#### [Task to carry out]
Copy the data starting at the line containing "List UI elements" and ending at the line containing "body-line: газине свою", swapping "покупательские" for "потребительские" and keeping everything else the same.

===== Data supplied

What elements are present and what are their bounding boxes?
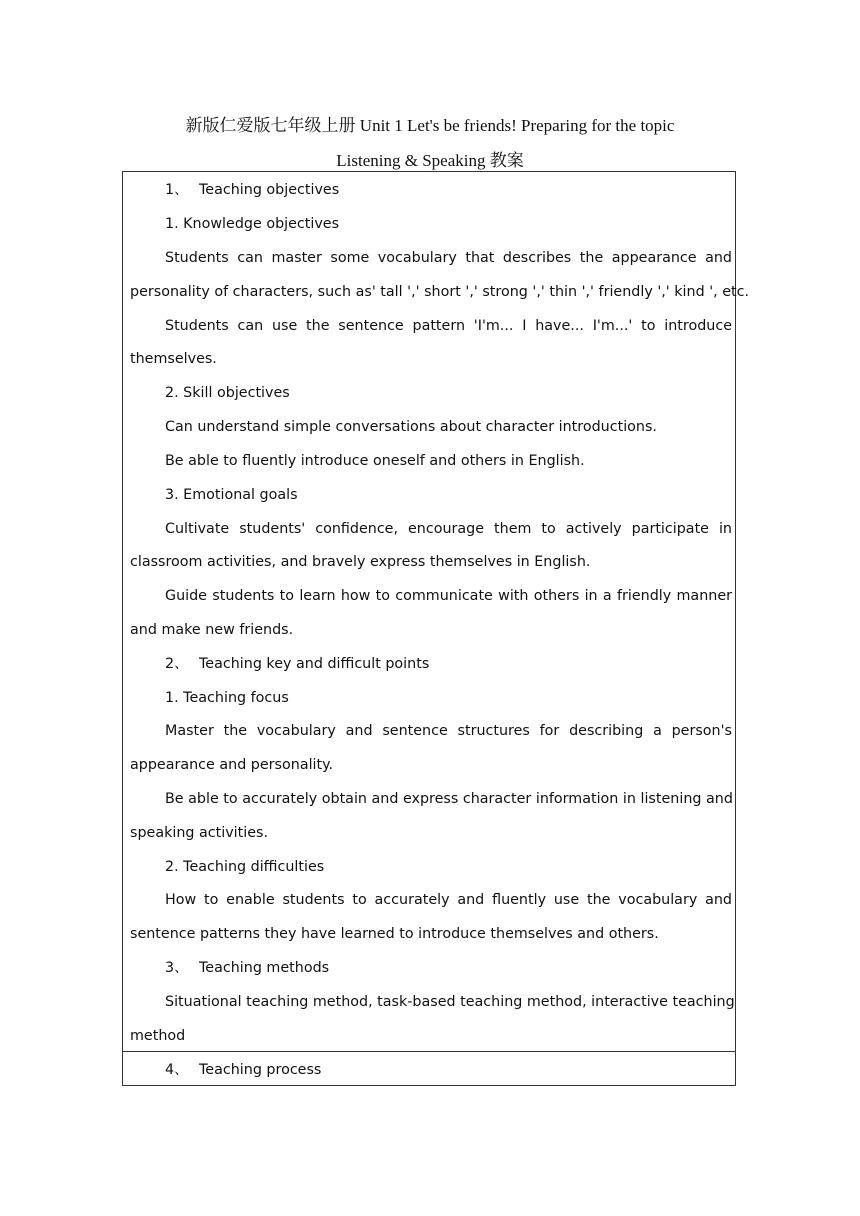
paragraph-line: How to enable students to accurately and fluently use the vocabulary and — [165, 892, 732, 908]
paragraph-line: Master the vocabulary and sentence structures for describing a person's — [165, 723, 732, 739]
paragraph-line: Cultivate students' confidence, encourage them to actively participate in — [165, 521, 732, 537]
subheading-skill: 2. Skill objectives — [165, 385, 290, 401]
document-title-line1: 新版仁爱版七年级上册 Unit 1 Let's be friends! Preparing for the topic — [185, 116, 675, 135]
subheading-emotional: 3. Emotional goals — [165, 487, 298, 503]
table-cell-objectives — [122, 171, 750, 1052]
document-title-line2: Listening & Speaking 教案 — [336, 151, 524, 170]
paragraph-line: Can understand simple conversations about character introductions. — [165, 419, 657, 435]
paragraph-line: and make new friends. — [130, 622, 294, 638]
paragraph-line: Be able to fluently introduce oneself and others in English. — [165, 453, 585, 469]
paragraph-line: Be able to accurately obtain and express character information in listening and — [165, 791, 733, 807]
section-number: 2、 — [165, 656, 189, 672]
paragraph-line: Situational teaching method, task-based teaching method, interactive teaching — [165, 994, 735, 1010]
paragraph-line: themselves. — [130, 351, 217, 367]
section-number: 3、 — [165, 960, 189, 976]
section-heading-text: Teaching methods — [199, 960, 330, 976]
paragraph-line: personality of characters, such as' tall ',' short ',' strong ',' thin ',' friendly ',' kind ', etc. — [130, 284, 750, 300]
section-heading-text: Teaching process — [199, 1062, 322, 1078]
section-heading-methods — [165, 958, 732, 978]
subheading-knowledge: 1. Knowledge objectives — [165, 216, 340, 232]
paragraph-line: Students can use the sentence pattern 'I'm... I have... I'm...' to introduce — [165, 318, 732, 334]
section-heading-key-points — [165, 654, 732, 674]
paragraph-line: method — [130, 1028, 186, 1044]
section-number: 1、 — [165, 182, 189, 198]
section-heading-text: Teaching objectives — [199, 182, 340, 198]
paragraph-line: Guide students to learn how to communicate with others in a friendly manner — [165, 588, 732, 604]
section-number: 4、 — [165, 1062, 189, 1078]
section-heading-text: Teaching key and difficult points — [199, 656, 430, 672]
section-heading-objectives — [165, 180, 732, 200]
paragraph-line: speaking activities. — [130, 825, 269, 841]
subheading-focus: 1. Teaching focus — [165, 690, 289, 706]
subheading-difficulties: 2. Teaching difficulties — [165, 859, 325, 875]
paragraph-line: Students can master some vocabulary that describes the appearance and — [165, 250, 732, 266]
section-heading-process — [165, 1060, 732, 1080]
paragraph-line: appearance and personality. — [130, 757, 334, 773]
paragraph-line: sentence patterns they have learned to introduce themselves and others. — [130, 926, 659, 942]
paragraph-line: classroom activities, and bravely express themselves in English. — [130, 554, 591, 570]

==========
===== Data supplied

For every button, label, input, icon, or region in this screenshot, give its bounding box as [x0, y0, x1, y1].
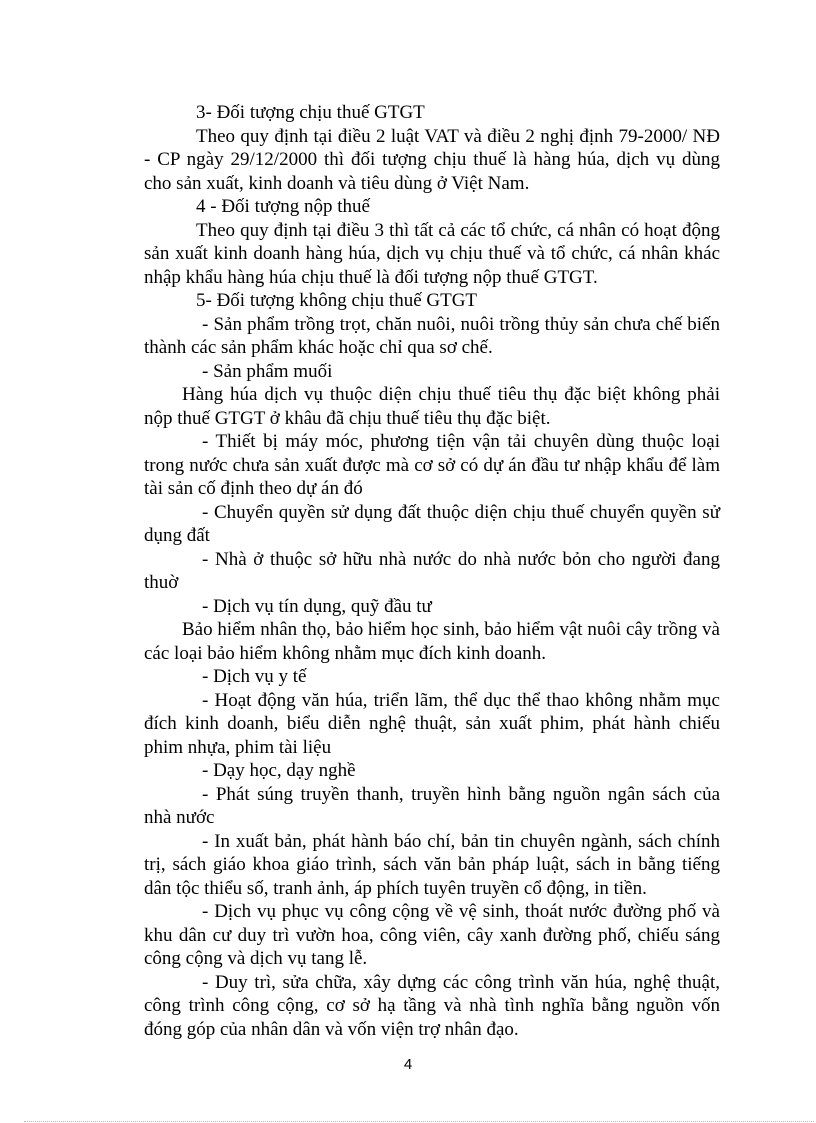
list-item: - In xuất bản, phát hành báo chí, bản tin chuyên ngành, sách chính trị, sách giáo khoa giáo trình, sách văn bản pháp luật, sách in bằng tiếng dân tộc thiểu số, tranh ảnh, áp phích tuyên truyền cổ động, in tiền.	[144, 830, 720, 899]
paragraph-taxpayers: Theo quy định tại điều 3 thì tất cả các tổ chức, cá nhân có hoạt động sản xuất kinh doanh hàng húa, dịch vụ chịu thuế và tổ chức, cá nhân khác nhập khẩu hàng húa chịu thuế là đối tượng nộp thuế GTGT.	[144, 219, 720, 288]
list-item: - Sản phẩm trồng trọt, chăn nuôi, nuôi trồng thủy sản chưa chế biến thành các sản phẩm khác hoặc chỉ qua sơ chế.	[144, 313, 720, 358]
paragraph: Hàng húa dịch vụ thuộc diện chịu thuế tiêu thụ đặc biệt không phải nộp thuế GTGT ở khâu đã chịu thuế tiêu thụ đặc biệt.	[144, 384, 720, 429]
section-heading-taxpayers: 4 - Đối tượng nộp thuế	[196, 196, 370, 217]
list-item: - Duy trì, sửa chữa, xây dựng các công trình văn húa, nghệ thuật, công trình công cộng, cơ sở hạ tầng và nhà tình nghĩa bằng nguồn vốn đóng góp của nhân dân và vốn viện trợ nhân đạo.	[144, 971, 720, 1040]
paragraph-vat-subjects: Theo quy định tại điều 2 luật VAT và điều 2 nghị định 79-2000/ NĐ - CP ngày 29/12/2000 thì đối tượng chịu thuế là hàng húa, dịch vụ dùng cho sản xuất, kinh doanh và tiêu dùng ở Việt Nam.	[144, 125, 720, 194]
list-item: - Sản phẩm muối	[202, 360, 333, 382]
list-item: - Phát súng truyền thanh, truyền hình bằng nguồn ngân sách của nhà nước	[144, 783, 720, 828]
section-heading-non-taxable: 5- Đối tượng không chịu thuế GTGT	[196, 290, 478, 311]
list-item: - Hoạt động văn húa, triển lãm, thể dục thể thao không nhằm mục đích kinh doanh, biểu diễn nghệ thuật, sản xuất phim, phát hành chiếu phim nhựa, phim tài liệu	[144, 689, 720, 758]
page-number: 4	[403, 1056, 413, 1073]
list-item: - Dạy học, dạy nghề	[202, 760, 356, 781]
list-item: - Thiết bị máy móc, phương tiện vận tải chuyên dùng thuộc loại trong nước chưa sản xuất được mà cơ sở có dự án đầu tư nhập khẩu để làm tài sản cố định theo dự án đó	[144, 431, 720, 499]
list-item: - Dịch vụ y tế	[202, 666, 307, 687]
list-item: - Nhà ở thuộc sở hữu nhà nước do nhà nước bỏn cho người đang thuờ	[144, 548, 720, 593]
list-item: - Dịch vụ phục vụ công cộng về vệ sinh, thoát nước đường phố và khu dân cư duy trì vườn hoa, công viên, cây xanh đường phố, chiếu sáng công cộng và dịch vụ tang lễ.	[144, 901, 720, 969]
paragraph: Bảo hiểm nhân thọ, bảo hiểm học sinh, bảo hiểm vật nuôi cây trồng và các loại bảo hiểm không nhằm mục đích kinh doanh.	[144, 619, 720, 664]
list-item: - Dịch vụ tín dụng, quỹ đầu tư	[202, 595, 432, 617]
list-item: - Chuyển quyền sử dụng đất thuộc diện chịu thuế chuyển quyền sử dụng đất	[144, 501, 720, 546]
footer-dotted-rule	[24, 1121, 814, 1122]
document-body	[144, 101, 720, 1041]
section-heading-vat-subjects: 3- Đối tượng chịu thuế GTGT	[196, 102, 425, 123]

==========
===== Data supplied

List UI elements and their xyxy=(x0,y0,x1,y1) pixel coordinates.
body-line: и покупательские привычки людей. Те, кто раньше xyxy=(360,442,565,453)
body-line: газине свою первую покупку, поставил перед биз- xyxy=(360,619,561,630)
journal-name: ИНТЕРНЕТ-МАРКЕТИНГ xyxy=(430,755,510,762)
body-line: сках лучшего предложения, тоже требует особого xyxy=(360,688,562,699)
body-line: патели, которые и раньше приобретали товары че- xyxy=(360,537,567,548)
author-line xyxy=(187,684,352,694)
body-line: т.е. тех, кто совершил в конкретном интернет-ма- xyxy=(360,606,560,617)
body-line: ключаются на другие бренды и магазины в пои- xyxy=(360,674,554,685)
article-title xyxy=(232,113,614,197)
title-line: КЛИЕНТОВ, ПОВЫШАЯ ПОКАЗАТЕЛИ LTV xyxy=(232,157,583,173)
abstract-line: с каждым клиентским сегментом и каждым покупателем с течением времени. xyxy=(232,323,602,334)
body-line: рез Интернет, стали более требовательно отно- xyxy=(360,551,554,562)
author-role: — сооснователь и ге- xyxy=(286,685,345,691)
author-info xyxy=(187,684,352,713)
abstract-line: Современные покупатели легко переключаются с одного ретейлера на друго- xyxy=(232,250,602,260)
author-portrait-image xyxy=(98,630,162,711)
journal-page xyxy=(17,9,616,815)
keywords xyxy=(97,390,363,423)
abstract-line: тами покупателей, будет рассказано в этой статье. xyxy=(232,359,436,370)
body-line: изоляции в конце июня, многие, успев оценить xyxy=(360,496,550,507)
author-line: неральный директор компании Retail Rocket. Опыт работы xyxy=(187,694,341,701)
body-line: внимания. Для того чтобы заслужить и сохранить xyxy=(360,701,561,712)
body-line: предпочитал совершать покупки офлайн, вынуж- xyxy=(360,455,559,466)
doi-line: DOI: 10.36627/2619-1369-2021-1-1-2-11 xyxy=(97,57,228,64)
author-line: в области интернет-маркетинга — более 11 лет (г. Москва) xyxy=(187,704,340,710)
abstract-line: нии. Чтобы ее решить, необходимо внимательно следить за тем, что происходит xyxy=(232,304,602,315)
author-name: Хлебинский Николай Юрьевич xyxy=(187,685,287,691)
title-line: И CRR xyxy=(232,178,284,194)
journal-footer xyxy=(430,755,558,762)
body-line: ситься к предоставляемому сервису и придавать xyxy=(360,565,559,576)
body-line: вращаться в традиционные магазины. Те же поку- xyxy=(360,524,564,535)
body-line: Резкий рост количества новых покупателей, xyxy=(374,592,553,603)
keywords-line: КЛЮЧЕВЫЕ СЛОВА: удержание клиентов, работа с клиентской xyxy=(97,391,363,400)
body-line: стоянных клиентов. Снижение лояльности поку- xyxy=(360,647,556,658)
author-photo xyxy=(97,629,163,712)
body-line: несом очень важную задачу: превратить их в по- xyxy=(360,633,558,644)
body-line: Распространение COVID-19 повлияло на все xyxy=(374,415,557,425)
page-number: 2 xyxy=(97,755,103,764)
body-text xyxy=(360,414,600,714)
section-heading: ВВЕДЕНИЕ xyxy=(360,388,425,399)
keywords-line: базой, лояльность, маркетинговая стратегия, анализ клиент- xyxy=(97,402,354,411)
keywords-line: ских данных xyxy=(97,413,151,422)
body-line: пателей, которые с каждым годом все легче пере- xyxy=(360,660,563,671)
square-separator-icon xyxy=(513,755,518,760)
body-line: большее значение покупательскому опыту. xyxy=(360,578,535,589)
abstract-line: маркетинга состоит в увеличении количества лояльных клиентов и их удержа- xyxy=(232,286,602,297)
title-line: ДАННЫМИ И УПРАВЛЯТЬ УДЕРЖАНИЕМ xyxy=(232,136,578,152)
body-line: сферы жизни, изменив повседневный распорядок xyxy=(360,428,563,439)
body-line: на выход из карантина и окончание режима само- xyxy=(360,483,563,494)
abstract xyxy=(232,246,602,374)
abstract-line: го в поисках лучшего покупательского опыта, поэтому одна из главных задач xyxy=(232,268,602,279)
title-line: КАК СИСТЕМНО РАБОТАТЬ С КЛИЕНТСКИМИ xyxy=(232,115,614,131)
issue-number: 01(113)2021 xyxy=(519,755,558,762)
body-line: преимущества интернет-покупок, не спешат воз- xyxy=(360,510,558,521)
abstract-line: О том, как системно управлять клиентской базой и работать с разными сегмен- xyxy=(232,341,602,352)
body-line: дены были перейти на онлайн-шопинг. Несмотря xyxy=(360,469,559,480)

==========

#### [Finished exercise]
List UI elements and their xyxy=(x0,y0,x1,y1) pixel coordinates.
body-line: и потребительские привычки людей. Те, кто раньше xyxy=(360,442,565,453)
body-line: газине свою первую покупку, поставил перед биз- xyxy=(360,619,561,630)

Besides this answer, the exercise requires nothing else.